§ THE REQUEST: Return all of the data exactly as written, without the pictures.

* begin DATA LISTING *

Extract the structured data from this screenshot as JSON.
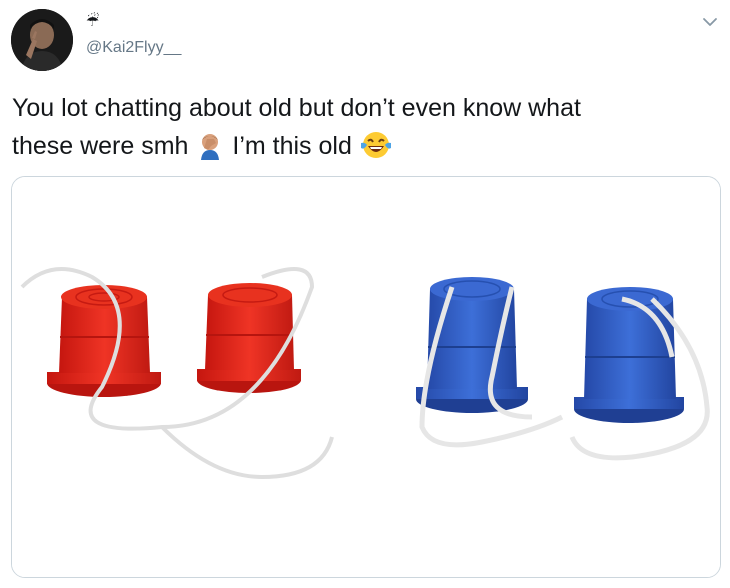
{
  "tweet": {
    "display_name": "☔",
    "handle": "@Kai2Flyy__",
    "text_line1": "You lot chatting about old but don’t even know what",
    "text_line2a": "these were smh",
    "text_line2b": "I’m this old",
    "emoji_1": "man-facepalming-icon",
    "emoji_2": "face-with-tears-of-joy-icon"
  },
  "media": {
    "subject": "tin-can-stilts",
    "colors": {
      "red": "#e2231a",
      "blue": "#2e5fc9",
      "rope": "#ffffff"
    }
  },
  "colors": {
    "text": "#14171a",
    "muted": "#657786",
    "border": "#ccd6dd"
  }
}
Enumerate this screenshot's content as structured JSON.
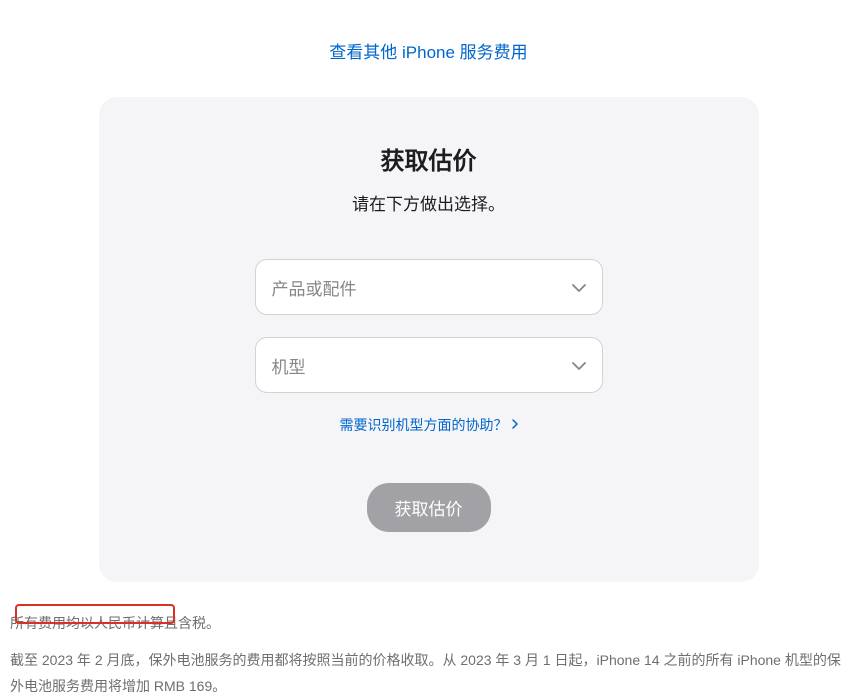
{
  "topLink": {
    "label": "查看其他 iPhone 服务费用"
  },
  "card": {
    "title": "获取估价",
    "subtitle": "请在下方做出选择。",
    "select1": {
      "placeholder": "产品或配件"
    },
    "select2": {
      "placeholder": "机型"
    },
    "helpLink": "需要识别机型方面的协助？",
    "submitLabel": "获取估价"
  },
  "footer": {
    "line1": "所有费用均以人民币计算且含税。",
    "line2": "截至 2023 年 2 月底，保外电池服务的费用都将按照当前的价格收取。从 2023 年 3 月 1 日起，iPhone 14 之前的所有 iPhone 机型的保外电池服务费用将增加 RMB 169。"
  }
}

* end DATA LISTING *

§ EXERCISE OUTPUT:
Extract the structured data from this screenshot as JSON.
{
  "tweet": {
    "display_name": "☔",
    "handle": "@Kai2Flyy__",
    "text_line1": "You lot chatting about old but don’t even know what",
    "text_line2a": "these were smh",
    "text_line2b": "I’m this old",
    "emoji_1": "man-facepalming-icon",
    "emoji_2": "face-with-tears-of-joy-icon"
  },
  "media": {
    "subject": "tin-can-stilts",
    "colors": {
      "red": "#e2231a",
      "blue": "#2e5fc9",
      "rope": "#ffffff"
    }
  },
  "colors": {
    "text": "#14171a",
    "muted": "#657786",
    "border": "#ccd6dd"
  }
}
Enumerate this screenshot's content as structured JSON.
{
  "topLink": {
    "label": "查看其他 iPhone 服务费用"
  },
  "card": {
    "title": "获取估价",
    "subtitle": "请在下方做出选择。",
    "select1": {
      "placeholder": "产品或配件"
    },
    "select2": {
      "placeholder": "机型"
    },
    "helpLink": "需要识别机型方面的协助？",
    "submitLabel": "获取估价"
  },
  "footer": {
    "line1": "所有费用均以人民币计算且含税。",
    "line2": "截至 2023 年 2 月底，保外电池服务的费用都将按照当前的价格收取。从 2023 年 3 月 1 日起，iPhone 14 之前的所有 iPhone 机型的保外电池服务费用将增加 RMB 169。"
  }
}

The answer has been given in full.